— start of Provided material —

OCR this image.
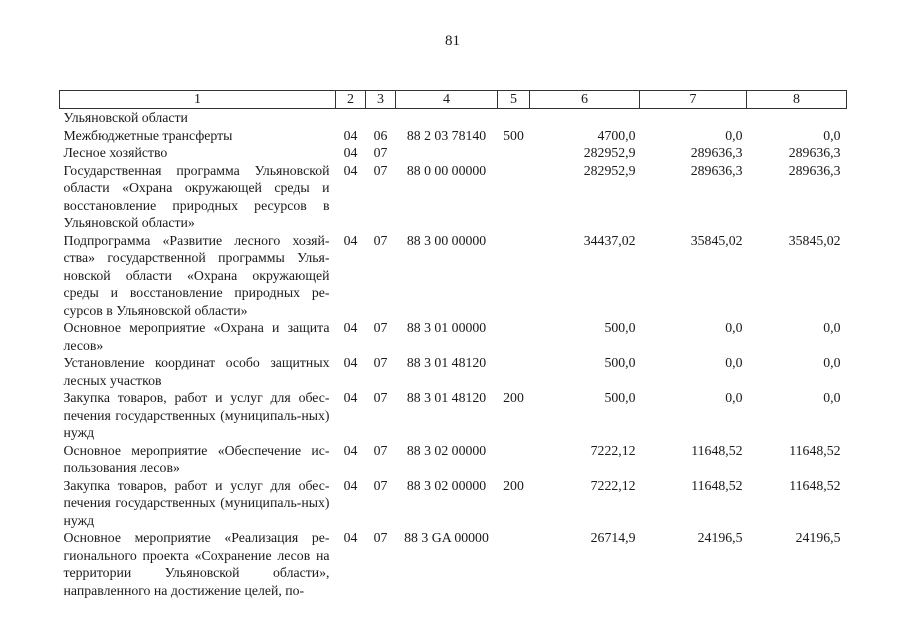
81
1	2	3	4	5	6	7	8
Ульяновской области							
Межбюджетные трансферты	04	06	88 2 03 78140	500	4700,0	0,0	0,0
Лесное хозяйство	04	07			282952,9	289636,3	289636,3
Государственная программа Ульяновской области «Охрана окружающей среды и восстановление природных ресурсов в Ульяновской области»	04	07	88 0 00 00000		282952,9	289636,3	289636,3
Подпрограмма «Развитие лесного хозяй-ства» государственной программы Улья-новской области «Охрана окружающей среды и восстановление природных ре-сурсов в Ульяновской области»	04	07	88 3 00 00000		34437,02	35845,02	35845,02
Основное мероприятие «Охрана и защита лесов»	04	07	88 3 01 00000		500,0	0,0	0,0
Установление координат особо защитных лесных участков	04	07	88 3 01 48120		500,0	0,0	0,0
Закупка товаров, работ и услуг для обес-печения государственных (муниципаль-ных) нужд	04	07	88 3 01 48120	200	500,0	0,0	0,0
Основное мероприятие «Обеспечение ис-пользования лесов»	04	07	88 3 02 00000		7222,12	11648,52	11648,52
Закупка товаров, работ и услуг для обес-печения государственных (муниципаль-ных) нужд	04	07	88 3 02 00000	200	7222,12	11648,52	11648,52
Основное мероприятие «Реализация ре-гионального проекта «Сохранение лесов на территории Ульяновской области», направленного на достижение целей, по-	04	07	88 3 GA 00000		26714,9	24196,5	24196,5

— end of Provided material —

**The exercise**
Make a word-for-word copy of the entries, without any pictures.

**Completed exercise**
OCR this image.
81
1	2	3	4	5	6	7	8
Ульяновской области							
Межбюджетные трансферты	04	06	88 2 03 78140	500	4700,0	0,0	0,0
Лесное хозяйство	04	07			282952,9	289636,3	289636,3
Государственная программа Ульяновской области «Охрана окружающей среды и восстановление природных ресурсов в Ульяновской области»	04	07	88 0 00 00000		282952,9	289636,3	289636,3
Подпрограмма «Развитие лесного хозяй-ства» государственной программы Улья-новской области «Охрана окружающей среды и восстановление природных ре-сурсов в Ульяновской области»	04	07	88 3 00 00000		34437,02	35845,02	35845,02
Основное мероприятие «Охрана и защита лесов»	04	07	88 3 01 00000		500,0	0,0	0,0
Установление координат особо защитных лесных участков	04	07	88 3 01 48120		500,0	0,0	0,0
Закупка товаров, работ и услуг для обес-печения государственных (муниципаль-ных) нужд	04	07	88 3 01 48120	200	500,0	0,0	0,0
Основное мероприятие «Обеспечение ис-пользования лесов»	04	07	88 3 02 00000		7222,12	11648,52	11648,52
Закупка товаров, работ и услуг для обес-печения государственных (муниципаль-ных) нужд	04	07	88 3 02 00000	200	7222,12	11648,52	11648,52
Основное мероприятие «Реализация ре-гионального проекта «Сохранение лесов на территории Ульяновской области», направленного на достижение целей, по-	04	07	88 3 GA 00000		26714,9	24196,5	24196,5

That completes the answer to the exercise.